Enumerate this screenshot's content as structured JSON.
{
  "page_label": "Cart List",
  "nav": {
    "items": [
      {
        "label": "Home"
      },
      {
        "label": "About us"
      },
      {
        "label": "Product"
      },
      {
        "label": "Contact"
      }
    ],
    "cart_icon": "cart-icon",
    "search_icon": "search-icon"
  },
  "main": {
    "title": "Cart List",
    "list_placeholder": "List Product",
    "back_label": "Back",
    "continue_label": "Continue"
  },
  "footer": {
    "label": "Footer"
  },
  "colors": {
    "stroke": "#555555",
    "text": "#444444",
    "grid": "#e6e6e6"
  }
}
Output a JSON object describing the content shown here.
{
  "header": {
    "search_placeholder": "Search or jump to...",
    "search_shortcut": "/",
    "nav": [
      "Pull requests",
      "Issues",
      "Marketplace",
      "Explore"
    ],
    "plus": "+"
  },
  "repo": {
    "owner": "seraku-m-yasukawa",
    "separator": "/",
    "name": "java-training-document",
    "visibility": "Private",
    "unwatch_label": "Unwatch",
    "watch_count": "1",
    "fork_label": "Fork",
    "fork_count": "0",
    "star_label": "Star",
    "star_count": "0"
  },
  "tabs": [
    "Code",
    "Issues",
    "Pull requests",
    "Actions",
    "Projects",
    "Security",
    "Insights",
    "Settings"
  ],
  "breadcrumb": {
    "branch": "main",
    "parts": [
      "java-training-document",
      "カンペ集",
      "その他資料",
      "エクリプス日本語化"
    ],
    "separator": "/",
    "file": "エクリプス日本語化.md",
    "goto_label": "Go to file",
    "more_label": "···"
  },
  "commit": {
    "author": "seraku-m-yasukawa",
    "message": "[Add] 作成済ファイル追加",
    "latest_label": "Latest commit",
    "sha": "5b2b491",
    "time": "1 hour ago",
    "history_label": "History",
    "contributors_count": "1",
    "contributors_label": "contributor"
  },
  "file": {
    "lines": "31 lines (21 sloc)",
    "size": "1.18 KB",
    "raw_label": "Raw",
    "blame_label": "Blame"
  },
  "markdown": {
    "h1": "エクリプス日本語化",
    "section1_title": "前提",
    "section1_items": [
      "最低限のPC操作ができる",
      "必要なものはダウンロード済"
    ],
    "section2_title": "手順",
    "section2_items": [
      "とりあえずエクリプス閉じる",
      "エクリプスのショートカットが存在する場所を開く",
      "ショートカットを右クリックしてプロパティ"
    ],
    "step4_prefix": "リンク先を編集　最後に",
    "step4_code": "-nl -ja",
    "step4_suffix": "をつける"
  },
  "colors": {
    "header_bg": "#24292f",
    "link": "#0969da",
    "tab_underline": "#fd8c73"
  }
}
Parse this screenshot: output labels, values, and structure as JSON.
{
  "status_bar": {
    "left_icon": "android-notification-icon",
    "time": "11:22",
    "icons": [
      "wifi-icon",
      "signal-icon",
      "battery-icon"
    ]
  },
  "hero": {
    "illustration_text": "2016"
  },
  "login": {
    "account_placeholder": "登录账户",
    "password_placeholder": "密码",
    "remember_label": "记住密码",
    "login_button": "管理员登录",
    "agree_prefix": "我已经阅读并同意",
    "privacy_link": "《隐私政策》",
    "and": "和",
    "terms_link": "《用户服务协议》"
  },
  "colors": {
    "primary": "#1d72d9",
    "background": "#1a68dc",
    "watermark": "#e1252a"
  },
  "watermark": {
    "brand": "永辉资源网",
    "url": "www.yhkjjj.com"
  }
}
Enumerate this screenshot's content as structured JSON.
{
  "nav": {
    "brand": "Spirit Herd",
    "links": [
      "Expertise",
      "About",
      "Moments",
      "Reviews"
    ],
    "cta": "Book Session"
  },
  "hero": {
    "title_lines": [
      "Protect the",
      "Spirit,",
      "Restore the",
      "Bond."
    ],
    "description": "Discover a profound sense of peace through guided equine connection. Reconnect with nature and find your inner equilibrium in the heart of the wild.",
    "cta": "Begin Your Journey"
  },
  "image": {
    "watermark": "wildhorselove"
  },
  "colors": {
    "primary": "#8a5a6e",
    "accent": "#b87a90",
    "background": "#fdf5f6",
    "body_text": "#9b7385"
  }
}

- - -

Using the listing above, please repeat every entry exactly.

Enumerate this screenshot's content as structured JSON.
{
  "page_label": "Cart List",
  "nav": {
    "items": [
      {
        "label": "Home"
      },
      {
        "label": "About us"
      },
      {
        "label": "Product"
      },
      {
        "label": "Contact"
      }
    ],
    "cart_icon": "cart-icon",
    "search_icon": "search-icon"
  },
  "main": {
    "title": "Cart List",
    "list_placeholder": "List Product",
    "back_label": "Back",
    "continue_label": "Continue"
  },
  "footer": {
    "label": "Footer"
  },
  "colors": {
    "stroke": "#555555",
    "text": "#444444",
    "grid": "#e6e6e6"
  }
}
Output a JSON object describing the content shown here.
{
  "header": {
    "search_placeholder": "Search or jump to...",
    "search_shortcut": "/",
    "nav": [
      "Pull requests",
      "Issues",
      "Marketplace",
      "Explore"
    ],
    "plus": "+"
  },
  "repo": {
    "owner": "seraku-m-yasukawa",
    "separator": "/",
    "name": "java-training-document",
    "visibility": "Private",
    "unwatch_label": "Unwatch",
    "watch_count": "1",
    "fork_label": "Fork",
    "fork_count": "0",
    "star_label": "Star",
    "star_count": "0"
  },
  "tabs": [
    "Code",
    "Issues",
    "Pull requests",
    "Actions",
    "Projects",
    "Security",
    "Insights",
    "Settings"
  ],
  "breadcrumb": {
    "branch": "main",
    "parts": [
      "java-training-document",
      "カンペ集",
      "その他資料",
      "エクリプス日本語化"
    ],
    "separator": "/",
    "file": "エクリプス日本語化.md",
    "goto_label": "Go to file",
    "more_label": "···"
  },
  "commit": {
    "author": "seraku-m-yasukawa",
    "message": "[Add] 作成済ファイル追加",
    "latest_label": "Latest commit",
    "sha": "5b2b491",
    "time": "1 hour ago",
    "history_label": "History",
    "contributors_count": "1",
    "contributors_label": "contributor"
  },
  "file": {
    "lines": "31 lines (21 sloc)",
    "size": "1.18 KB",
    "raw_label": "Raw",
    "blame_label": "Blame"
  },
  "markdown": {
    "h1": "エクリプス日本語化",
    "section1_title": "前提",
    "section1_items": [
      "最低限のPC操作ができる",
      "必要なものはダウンロード済"
    ],
    "section2_title": "手順",
    "section2_items": [
      "とりあえずエクリプス閉じる",
      "エクリプスのショートカットが存在する場所を開く",
      "ショートカットを右クリックしてプロパティ"
    ],
    "step4_prefix": "リンク先を編集　最後に",
    "step4_code": "-nl -ja",
    "step4_suffix": "をつける"
  },
  "colors": {
    "header_bg": "#24292f",
    "link": "#0969da",
    "tab_underline": "#fd8c73"
  }
}
Parse this screenshot: output labels, values, and structure as JSON.
{
  "status_bar": {
    "left_icon": "android-notification-icon",
    "time": "11:22",
    "icons": [
      "wifi-icon",
      "signal-icon",
      "battery-icon"
    ]
  },
  "hero": {
    "illustration_text": "2016"
  },
  "login": {
    "account_placeholder": "登录账户",
    "password_placeholder": "密码",
    "remember_label": "记住密码",
    "login_button": "管理员登录",
    "agree_prefix": "我已经阅读并同意",
    "privacy_link": "《隐私政策》",
    "and": "和",
    "terms_link": "《用户服务协议》"
  },
  "colors": {
    "primary": "#1d72d9",
    "background": "#1a68dc",
    "watermark": "#e1252a"
  },
  "watermark": {
    "brand": "永辉资源网",
    "url": "www.yhkjjj.com"
  }
}
Enumerate this screenshot's content as structured JSON.
{
  "nav": {
    "brand": "Spirit Herd",
    "links": [
      "Expertise",
      "About",
      "Moments",
      "Reviews"
    ],
    "cta": "Book Session"
  },
  "hero": {
    "title_lines": [
      "Protect the",
      "Spirit,",
      "Restore the",
      "Bond."
    ],
    "description": "Discover a profound sense of peace through guided equine connection. Reconnect with nature and find your inner equilibrium in the heart of the wild.",
    "cta": "Begin Your Journey"
  },
  "image": {
    "watermark": "wildhorselove"
  },
  "colors": {
    "primary": "#8a5a6e",
    "accent": "#b87a90",
    "background": "#fdf5f6",
    "body_text": "#9b7385"
  }
}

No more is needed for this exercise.